**EXERCISE TEXT:**
=== Begin Enclosure ===

Sochaux (/fr/) is a commune in the Doubs department in the Bourgogne-Franche-Comté region in eastern France.

==Geography==
Sochaux lies 3 km east of Montbéliard, and 484 km southeast of Paris.

==Population==

Inhabitants are known as Sochaliens.

==Economy==
Sochaux is the site of a large industrial facility of the French auto manufacturer PSA Peugeot Citroën. As of late 2005, about 16,000 people were employed there. The town also contains the Peugeot automobile museum. Peugeot's badge, the lion rampant, is derived from the town's coat-of-arms.

==Second World War==
After the fall of France, the Peugeot factory was converted to produce tanks for Germany, and later, parts for the V1 buzz bomb.

"On 15/16 July 1943, the R.A.F. sent 165 Halifax bombers to attack the Peugeot motor factory; five were lost. 750 tons of high explosive were dropped. The outcome of this raid illustrated again the difficulties of hitting relatively small targets in the occupied countries and the danger to surrounding civilians. The night was clear, the target was only lightly defended and the attack altitude was 6,000 to 10,000 ft, but the centre of the group of markers dropped by the Pathfinder crews of 35 Squadron was 700 yards beyond the factory. The factory was classed as 5 per cent damaged; the production was normal immediately after the raid." 125 residents were killed and 260 were seriously injured. Over 100 houses were destroyed, and 400 more were badly damaged. When this news reached London, the R.A.F. prepared to send another raid.

=== End Enclosure ===

**ENTRIES SUPPLIED:**

=== Begin Enclosure ===

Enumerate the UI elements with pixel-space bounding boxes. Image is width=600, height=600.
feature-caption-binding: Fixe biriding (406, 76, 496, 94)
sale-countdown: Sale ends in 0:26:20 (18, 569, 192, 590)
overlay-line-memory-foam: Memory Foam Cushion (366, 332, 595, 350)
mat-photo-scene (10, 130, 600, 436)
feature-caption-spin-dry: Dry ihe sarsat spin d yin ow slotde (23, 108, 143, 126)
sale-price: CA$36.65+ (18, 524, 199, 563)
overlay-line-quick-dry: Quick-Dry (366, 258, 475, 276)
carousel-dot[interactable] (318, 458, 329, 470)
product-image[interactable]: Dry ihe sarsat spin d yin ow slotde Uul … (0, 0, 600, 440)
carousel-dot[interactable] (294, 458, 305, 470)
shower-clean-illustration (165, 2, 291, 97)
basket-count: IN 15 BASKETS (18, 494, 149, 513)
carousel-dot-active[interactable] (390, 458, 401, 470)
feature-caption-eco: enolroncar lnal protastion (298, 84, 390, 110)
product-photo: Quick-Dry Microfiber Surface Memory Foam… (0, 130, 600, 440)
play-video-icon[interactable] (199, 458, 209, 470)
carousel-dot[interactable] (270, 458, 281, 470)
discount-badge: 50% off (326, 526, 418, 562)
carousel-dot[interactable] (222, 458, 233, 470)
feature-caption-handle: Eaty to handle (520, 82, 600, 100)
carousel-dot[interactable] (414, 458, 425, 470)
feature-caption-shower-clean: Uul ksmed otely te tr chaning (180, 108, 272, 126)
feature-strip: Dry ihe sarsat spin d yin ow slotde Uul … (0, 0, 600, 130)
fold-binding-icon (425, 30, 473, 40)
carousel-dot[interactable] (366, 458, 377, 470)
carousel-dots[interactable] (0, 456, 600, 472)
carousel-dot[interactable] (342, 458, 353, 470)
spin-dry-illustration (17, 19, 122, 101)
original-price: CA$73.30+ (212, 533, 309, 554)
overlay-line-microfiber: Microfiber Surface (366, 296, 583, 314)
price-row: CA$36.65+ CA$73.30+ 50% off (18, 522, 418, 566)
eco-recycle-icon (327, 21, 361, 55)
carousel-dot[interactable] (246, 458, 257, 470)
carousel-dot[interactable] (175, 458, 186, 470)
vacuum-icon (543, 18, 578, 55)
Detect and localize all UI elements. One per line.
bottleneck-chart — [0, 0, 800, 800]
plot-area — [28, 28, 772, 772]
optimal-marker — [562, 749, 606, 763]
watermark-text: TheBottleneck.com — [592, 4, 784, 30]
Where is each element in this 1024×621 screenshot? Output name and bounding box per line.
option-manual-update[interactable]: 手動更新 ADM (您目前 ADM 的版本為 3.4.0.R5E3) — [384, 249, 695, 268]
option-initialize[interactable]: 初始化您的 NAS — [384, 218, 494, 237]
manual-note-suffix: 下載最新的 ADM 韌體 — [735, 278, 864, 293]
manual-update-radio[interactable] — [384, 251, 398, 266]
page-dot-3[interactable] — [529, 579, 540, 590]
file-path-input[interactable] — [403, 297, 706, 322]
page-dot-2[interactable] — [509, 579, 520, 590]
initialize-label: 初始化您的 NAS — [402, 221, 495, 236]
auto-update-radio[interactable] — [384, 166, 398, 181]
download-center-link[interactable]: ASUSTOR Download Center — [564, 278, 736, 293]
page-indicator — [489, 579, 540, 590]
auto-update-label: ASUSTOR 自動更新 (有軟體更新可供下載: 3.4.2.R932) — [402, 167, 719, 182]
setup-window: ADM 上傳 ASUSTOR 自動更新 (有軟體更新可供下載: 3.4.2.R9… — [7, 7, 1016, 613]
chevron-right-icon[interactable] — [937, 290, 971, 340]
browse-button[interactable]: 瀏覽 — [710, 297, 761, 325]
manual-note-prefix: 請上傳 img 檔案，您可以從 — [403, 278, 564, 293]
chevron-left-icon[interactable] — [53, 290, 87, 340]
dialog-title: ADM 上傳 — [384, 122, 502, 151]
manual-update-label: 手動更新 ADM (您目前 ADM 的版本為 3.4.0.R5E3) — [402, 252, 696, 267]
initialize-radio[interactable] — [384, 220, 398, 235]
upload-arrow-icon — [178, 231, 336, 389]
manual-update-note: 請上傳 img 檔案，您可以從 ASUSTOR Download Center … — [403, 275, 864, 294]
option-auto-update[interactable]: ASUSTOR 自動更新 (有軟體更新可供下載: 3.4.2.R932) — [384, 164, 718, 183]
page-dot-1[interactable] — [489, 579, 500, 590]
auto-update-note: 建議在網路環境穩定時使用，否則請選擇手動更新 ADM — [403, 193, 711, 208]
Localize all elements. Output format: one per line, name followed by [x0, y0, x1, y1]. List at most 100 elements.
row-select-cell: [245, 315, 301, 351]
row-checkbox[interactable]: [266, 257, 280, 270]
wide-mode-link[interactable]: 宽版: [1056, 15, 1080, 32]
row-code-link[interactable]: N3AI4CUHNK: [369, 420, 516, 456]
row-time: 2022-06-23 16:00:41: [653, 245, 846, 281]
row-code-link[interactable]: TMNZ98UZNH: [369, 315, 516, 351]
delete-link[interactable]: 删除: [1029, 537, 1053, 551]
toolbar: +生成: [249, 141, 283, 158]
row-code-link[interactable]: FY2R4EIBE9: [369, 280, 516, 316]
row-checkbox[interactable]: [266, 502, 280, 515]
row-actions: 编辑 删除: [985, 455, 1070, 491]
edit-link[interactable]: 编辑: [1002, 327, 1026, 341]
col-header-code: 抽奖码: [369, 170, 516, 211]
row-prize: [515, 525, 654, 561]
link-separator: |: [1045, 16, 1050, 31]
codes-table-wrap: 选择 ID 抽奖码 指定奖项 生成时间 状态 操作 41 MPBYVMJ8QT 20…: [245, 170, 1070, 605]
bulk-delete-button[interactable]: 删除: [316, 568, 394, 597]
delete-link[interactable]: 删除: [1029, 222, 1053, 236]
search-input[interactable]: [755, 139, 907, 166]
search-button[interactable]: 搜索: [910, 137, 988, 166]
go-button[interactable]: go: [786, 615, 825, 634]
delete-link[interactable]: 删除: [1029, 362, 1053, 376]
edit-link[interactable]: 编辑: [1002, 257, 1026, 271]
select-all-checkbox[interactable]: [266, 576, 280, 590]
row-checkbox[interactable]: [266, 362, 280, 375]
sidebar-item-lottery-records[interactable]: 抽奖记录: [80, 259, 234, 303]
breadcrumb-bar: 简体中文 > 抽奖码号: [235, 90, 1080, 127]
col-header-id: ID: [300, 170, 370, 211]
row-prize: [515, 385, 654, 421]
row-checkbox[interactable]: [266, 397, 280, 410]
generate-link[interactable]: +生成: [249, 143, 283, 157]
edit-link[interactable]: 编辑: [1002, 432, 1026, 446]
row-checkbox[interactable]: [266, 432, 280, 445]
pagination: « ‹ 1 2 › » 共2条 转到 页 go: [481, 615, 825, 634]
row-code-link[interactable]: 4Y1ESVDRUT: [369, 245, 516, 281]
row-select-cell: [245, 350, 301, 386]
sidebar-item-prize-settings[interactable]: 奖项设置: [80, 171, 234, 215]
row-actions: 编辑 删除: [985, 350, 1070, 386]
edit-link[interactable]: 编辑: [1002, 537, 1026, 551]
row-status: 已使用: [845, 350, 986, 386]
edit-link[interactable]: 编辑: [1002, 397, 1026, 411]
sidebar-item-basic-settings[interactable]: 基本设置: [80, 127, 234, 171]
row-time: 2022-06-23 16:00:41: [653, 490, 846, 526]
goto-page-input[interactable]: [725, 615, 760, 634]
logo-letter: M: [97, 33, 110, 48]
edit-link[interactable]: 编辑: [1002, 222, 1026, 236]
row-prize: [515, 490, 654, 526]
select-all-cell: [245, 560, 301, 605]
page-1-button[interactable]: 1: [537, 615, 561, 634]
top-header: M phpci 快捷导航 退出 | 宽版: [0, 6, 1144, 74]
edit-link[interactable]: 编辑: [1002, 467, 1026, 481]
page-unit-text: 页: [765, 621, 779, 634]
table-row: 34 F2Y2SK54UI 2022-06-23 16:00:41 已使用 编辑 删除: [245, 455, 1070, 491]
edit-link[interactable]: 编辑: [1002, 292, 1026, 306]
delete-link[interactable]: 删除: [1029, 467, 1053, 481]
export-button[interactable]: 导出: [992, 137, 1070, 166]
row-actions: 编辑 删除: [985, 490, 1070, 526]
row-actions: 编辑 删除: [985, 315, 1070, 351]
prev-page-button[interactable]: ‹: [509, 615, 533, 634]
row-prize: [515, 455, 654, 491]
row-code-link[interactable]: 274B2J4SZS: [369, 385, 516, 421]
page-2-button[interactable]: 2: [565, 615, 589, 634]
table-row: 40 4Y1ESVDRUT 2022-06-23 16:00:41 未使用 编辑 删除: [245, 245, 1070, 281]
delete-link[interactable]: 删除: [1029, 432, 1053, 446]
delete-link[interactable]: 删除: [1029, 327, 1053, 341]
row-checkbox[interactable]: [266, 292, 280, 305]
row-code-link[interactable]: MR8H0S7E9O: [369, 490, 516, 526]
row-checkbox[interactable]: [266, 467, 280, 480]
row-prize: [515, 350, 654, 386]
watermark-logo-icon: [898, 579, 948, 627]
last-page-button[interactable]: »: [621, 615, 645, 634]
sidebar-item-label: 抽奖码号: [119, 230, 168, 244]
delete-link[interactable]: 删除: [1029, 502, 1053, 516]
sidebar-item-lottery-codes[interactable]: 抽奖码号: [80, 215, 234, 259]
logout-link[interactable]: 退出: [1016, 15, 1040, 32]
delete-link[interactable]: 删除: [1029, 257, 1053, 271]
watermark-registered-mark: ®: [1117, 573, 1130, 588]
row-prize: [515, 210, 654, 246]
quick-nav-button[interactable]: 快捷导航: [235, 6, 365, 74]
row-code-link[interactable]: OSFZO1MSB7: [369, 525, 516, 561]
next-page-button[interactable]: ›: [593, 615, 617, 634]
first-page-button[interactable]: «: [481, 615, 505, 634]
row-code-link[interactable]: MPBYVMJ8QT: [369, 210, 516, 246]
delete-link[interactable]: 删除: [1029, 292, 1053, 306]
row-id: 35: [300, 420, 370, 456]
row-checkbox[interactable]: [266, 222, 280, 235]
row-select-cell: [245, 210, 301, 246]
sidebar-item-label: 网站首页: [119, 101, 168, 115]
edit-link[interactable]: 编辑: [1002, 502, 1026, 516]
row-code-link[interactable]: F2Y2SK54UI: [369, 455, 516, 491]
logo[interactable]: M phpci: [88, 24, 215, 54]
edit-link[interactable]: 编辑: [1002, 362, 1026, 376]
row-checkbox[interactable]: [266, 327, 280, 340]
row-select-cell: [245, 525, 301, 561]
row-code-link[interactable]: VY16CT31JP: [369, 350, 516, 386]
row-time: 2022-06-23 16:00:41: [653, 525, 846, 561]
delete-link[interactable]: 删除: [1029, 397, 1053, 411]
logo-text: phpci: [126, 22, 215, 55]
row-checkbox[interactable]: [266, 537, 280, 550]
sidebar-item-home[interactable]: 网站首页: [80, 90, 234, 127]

=== End Enclosure ===

**WORK ITEM:**
Set down the whole text about Sochaux above, word for word.

**WRITTEN ANSWER:**
Sochaux (/fr/) is a commune in the Doubs department in the Bourgogne-Franche-Comté region in eastern France.

==Geography==
Sochaux lies 3 km east of Montbéliard, and 484 km southeast of Paris.

==Population==

Inhabitants are known as Sochaliens.

==Economy==
Sochaux is the site of a large industrial facility of the French auto manufacturer PSA Peugeot Citroën. As of late 2005, about 16,000 people were employed there. The town also contains the Peugeot automobile museum. Peugeot's badge, the lion rampant, is derived from the town's coat-of-arms.

==Second World War==
After the fall of France, the Peugeot factory was converted to produce tanks for Germany, and later, parts for the V1 buzz bomb.

"On 15/16 July 1943, the R.A.F. sent 165 Halifax bombers to attack the Peugeot motor factory; five were lost. 750 tons of high explosive were dropped. The outcome of this raid illustrated again the difficulties of hitting relatively small targets in the occupied countries and the danger to surrounding civilians. The night was clear, the target was only lightly defended and the attack altitude was 6,000 to 10,000 ft, but the centre of the group of markers dropped by the Pathfinder crews of 35 Squadron was 700 yards beyond the factory. The factory was classed as 5 per cent damaged; the production was normal immediately after the raid." 125 residents were killed and 260 were seriously injured. Over 100 houses were destroyed, and 400 more were badly damaged. When this news reached London, the R.A.F. prepared to send another raid.